#### [WRITTEN REQUEST]
Below are the entries; state how many of their lines contain the string "while", and nothing more.

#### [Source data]
────────────────────────────────────────

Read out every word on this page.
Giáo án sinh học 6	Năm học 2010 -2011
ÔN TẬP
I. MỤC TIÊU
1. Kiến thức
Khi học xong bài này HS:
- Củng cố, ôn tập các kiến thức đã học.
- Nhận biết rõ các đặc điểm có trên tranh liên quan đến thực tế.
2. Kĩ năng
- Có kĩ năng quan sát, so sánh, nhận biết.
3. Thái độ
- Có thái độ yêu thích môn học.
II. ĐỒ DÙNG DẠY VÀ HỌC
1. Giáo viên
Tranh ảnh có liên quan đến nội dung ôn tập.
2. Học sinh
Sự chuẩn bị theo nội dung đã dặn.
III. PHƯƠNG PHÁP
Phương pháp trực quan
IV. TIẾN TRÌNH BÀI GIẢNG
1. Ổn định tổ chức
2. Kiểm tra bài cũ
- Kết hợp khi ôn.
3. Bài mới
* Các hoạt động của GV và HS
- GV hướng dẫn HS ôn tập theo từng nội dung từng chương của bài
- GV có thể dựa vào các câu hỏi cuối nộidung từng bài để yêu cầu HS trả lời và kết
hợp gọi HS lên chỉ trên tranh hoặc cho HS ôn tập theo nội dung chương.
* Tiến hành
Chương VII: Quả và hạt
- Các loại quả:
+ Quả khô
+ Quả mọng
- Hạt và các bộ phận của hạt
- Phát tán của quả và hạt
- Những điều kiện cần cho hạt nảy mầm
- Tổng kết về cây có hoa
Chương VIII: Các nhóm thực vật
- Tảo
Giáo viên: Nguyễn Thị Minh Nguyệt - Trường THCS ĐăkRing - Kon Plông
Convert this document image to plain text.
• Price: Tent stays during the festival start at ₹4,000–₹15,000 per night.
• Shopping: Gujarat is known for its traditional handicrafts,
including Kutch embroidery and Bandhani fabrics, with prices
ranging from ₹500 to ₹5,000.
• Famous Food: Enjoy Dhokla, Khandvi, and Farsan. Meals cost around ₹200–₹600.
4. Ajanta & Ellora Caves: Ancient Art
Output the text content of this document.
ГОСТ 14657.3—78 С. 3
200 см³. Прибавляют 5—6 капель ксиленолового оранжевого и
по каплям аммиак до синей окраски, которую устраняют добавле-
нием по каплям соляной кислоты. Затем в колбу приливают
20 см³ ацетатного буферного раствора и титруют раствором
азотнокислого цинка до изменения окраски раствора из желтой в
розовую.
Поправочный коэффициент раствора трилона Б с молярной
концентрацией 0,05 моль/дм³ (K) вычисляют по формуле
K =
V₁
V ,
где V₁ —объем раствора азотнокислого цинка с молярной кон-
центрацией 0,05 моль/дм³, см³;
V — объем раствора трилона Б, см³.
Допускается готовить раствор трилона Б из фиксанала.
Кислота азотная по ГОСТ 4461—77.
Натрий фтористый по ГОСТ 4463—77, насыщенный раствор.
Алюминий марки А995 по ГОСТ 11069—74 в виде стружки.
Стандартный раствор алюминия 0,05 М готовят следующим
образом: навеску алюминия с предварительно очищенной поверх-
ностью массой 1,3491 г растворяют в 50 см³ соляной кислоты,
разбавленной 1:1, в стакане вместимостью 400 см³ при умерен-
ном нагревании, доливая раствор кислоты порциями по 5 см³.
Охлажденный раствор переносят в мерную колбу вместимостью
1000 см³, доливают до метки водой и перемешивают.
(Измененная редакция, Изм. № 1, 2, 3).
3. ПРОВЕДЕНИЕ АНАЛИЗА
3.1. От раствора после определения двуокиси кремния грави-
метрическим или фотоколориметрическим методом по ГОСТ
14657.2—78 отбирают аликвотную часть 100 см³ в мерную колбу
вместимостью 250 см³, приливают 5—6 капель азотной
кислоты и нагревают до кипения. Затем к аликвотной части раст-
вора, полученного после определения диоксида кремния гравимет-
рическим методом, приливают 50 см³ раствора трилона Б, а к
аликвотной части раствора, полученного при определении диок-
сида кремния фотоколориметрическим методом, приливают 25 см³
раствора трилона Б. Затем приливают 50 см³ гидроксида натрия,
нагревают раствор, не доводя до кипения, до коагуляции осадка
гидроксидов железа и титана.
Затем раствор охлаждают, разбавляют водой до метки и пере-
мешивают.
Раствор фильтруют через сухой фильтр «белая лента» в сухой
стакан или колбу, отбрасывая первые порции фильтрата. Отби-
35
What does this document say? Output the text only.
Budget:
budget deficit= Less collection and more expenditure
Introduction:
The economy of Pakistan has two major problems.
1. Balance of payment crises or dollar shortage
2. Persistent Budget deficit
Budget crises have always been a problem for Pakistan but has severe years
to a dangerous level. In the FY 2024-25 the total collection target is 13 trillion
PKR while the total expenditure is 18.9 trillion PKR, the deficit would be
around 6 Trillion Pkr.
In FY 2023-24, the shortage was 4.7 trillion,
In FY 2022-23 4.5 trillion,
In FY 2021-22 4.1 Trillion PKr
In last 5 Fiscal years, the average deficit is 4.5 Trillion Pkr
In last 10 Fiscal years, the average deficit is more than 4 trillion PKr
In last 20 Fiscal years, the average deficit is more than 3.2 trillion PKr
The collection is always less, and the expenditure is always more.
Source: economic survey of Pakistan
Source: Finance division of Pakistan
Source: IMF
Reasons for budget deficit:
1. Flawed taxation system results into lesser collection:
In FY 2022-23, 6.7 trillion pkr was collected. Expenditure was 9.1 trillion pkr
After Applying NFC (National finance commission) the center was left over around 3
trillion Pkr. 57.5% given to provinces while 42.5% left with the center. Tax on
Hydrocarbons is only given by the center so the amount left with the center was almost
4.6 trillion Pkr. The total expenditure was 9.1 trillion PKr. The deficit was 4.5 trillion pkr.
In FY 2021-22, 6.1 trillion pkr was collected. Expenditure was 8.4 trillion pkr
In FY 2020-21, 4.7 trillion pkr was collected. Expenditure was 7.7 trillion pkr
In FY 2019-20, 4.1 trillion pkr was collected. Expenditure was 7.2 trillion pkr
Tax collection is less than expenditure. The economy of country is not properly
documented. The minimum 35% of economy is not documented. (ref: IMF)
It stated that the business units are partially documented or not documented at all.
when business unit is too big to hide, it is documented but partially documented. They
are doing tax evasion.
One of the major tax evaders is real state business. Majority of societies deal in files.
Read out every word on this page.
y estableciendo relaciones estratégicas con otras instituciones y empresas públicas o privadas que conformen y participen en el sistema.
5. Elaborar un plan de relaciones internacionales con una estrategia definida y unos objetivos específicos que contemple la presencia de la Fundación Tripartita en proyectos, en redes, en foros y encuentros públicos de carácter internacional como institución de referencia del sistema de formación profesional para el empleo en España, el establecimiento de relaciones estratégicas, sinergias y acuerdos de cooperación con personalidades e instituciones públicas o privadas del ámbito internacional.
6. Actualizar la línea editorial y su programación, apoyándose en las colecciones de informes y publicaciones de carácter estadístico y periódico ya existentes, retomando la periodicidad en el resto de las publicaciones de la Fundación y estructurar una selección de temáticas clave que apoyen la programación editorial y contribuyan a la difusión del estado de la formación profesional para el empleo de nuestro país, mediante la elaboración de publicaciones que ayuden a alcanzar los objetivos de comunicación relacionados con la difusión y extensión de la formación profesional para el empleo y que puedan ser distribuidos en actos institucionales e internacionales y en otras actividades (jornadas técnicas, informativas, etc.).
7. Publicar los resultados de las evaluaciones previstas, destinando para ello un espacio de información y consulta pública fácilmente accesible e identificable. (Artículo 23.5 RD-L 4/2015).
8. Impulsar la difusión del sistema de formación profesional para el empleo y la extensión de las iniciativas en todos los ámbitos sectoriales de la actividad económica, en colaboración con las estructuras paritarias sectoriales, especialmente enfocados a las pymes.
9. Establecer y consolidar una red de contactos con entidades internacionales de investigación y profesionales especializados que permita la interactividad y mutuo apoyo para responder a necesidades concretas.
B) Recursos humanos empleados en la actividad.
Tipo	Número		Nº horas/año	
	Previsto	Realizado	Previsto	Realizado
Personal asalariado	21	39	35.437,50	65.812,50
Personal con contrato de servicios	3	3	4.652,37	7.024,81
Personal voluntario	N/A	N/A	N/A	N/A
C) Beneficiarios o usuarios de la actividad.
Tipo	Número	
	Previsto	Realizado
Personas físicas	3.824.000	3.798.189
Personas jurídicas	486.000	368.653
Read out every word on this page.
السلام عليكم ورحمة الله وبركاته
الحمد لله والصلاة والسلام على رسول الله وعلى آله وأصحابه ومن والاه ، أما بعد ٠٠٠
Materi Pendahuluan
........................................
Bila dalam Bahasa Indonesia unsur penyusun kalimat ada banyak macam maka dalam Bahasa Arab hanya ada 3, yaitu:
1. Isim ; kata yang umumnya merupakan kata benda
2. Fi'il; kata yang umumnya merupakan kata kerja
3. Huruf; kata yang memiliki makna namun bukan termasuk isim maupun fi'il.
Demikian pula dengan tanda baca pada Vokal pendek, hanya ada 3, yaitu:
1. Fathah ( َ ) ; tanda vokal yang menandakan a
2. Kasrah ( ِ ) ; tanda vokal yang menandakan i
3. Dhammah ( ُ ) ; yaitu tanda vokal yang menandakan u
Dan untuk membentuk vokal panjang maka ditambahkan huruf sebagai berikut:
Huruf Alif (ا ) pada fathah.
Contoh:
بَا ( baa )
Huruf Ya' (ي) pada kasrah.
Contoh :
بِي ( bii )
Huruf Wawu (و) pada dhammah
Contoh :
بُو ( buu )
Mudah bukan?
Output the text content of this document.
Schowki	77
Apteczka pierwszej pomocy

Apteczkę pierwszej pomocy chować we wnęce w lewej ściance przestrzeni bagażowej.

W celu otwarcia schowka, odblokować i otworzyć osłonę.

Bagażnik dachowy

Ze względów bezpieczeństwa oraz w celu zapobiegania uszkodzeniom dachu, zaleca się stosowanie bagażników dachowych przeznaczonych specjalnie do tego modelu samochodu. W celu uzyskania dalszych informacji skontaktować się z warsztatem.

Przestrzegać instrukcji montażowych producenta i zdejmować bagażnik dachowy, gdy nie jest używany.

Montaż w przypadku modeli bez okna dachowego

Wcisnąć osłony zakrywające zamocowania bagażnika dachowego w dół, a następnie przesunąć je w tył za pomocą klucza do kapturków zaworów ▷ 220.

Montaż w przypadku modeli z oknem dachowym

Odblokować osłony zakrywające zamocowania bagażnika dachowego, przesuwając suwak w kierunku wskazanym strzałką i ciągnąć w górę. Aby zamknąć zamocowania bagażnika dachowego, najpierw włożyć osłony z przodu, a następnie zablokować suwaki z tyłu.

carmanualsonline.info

────────────────────────────────────────

#### [TASK SOLUTION]
2